(Dataset rows)
* * * * *

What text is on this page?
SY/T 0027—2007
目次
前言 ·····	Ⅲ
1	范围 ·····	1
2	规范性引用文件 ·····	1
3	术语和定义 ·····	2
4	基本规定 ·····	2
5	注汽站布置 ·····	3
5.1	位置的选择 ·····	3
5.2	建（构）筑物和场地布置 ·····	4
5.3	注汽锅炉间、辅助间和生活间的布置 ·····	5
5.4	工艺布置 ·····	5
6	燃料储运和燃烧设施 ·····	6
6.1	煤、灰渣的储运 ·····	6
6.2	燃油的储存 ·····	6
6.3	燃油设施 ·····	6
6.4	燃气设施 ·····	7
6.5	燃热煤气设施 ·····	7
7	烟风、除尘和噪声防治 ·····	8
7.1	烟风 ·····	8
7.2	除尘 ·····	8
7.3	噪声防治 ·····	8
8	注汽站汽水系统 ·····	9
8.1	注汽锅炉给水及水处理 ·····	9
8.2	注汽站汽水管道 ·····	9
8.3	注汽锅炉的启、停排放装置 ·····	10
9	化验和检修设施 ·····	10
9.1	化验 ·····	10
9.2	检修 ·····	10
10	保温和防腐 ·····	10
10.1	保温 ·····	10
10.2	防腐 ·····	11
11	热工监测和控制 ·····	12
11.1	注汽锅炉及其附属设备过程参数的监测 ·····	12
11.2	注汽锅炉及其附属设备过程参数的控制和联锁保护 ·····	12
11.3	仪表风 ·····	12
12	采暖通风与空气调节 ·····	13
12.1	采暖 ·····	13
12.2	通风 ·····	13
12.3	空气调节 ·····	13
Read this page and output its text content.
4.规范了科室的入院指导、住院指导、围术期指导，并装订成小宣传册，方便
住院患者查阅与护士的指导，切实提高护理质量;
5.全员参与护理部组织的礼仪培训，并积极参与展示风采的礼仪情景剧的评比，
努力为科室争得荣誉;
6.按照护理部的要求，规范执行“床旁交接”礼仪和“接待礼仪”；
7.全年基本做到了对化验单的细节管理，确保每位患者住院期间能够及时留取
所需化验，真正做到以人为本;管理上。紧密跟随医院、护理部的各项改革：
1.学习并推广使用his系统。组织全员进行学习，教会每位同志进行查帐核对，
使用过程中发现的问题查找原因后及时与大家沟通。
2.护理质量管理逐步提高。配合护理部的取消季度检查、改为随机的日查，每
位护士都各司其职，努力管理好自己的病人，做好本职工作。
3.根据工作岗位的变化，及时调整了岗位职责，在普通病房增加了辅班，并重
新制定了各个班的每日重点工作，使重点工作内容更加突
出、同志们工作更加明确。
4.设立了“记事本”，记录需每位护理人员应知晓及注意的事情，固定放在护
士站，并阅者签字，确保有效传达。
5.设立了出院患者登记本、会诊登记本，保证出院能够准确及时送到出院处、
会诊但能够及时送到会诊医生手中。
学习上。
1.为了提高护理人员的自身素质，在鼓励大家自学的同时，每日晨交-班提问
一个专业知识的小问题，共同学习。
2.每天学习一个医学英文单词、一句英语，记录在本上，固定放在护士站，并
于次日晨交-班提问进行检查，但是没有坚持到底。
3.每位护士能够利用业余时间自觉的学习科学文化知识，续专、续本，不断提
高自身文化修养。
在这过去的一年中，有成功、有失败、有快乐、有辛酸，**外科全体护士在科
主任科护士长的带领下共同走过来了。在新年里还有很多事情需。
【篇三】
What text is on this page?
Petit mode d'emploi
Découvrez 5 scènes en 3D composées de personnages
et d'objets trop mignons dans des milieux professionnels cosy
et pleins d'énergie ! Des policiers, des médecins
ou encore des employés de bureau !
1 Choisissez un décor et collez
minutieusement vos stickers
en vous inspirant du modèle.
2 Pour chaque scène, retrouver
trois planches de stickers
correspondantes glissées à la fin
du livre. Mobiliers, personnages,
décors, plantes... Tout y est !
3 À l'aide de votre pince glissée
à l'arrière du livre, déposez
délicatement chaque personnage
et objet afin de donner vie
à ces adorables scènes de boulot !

* * * * *

Extract all of the data shown above and repeat it verbatim.

What text is on this page?
SY/T 0027—2007
目次
前言 ·····	Ⅲ
1	范围 ·····	1
2	规范性引用文件 ·····	1
3	术语和定义 ·····	2
4	基本规定 ·····	2
5	注汽站布置 ·····	3
5.1	位置的选择 ·····	3
5.2	建（构）筑物和场地布置 ·····	4
5.3	注汽锅炉间、辅助间和生活间的布置 ·····	5
5.4	工艺布置 ·····	5
6	燃料储运和燃烧设施 ·····	6
6.1	煤、灰渣的储运 ·····	6
6.2	燃油的储存 ·····	6
6.3	燃油设施 ·····	6
6.4	燃气设施 ·····	7
6.5	燃热煤气设施 ·····	7
7	烟风、除尘和噪声防治 ·····	8
7.1	烟风 ·····	8
7.2	除尘 ·····	8
7.3	噪声防治 ·····	8
8	注汽站汽水系统 ·····	9
8.1	注汽锅炉给水及水处理 ·····	9
8.2	注汽站汽水管道 ·····	9
8.3	注汽锅炉的启、停排放装置 ·····	10
9	化验和检修设施 ·····	10
9.1	化验 ·····	10
9.2	检修 ·····	10
10	保温和防腐 ·····	10
10.1	保温 ·····	10
10.2	防腐 ·····	11
11	热工监测和控制 ·····	12
11.1	注汽锅炉及其附属设备过程参数的监测 ·····	12
11.2	注汽锅炉及其附属设备过程参数的控制和联锁保护 ·····	12
11.3	仪表风 ·····	12
12	采暖通风与空气调节 ·····	13
12.1	采暖 ·····	13
12.2	通风 ·····	13
12.3	空气调节 ·····	13
Read this page and output its text content.
4.规范了科室的入院指导、住院指导、围术期指导，并装订成小宣传册，方便
住院患者查阅与护士的指导，切实提高护理质量;
5.全员参与护理部组织的礼仪培训，并积极参与展示风采的礼仪情景剧的评比，
努力为科室争得荣誉;
6.按照护理部的要求，规范执行“床旁交接”礼仪和“接待礼仪”；
7.全年基本做到了对化验单的细节管理，确保每位患者住院期间能够及时留取
所需化验，真正做到以人为本;管理上。紧密跟随医院、护理部的各项改革：
1.学习并推广使用his系统。组织全员进行学习，教会每位同志进行查帐核对，
使用过程中发现的问题查找原因后及时与大家沟通。
2.护理质量管理逐步提高。配合护理部的取消季度检查、改为随机的日查，每
位护士都各司其职，努力管理好自己的病人，做好本职工作。
3.根据工作岗位的变化，及时调整了岗位职责，在普通病房增加了辅班，并重
新制定了各个班的每日重点工作，使重点工作内容更加突
出、同志们工作更加明确。
4.设立了“记事本”，记录需每位护理人员应知晓及注意的事情，固定放在护
士站，并阅者签字，确保有效传达。
5.设立了出院患者登记本、会诊登记本，保证出院能够准确及时送到出院处、
会诊但能够及时送到会诊医生手中。
学习上。
1.为了提高护理人员的自身素质，在鼓励大家自学的同时，每日晨交-班提问
一个专业知识的小问题，共同学习。
2.每天学习一个医学英文单词、一句英语，记录在本上，固定放在护士站，并
于次日晨交-班提问进行检查，但是没有坚持到底。
3.每位护士能够利用业余时间自觉的学习科学文化知识，续专、续本，不断提
高自身文化修养。
在这过去的一年中，有成功、有失败、有快乐、有辛酸，**外科全体护士在科
主任科护士长的带领下共同走过来了。在新年里还有很多事情需。
【篇三】
What text is on this page?
Petit mode d'emploi
Découvrez 5 scènes en 3D composées de personnages
et d'objets trop mignons dans des milieux professionnels cosy
et pleins d'énergie ! Des policiers, des médecins
ou encore des employés de bureau !
1 Choisissez un décor et collez
minutieusement vos stickers
en vous inspirant du modèle.
2 Pour chaque scène, retrouver
trois planches de stickers
correspondantes glissées à la fin
du livre. Mobiliers, personnages,
décors, plantes... Tout y est !
3 À l'aide de votre pince glissée
à l'arrière du livre, déposez
délicatement chaque personnage
et objet afin de donner vie
à ces adorables scènes de boulot !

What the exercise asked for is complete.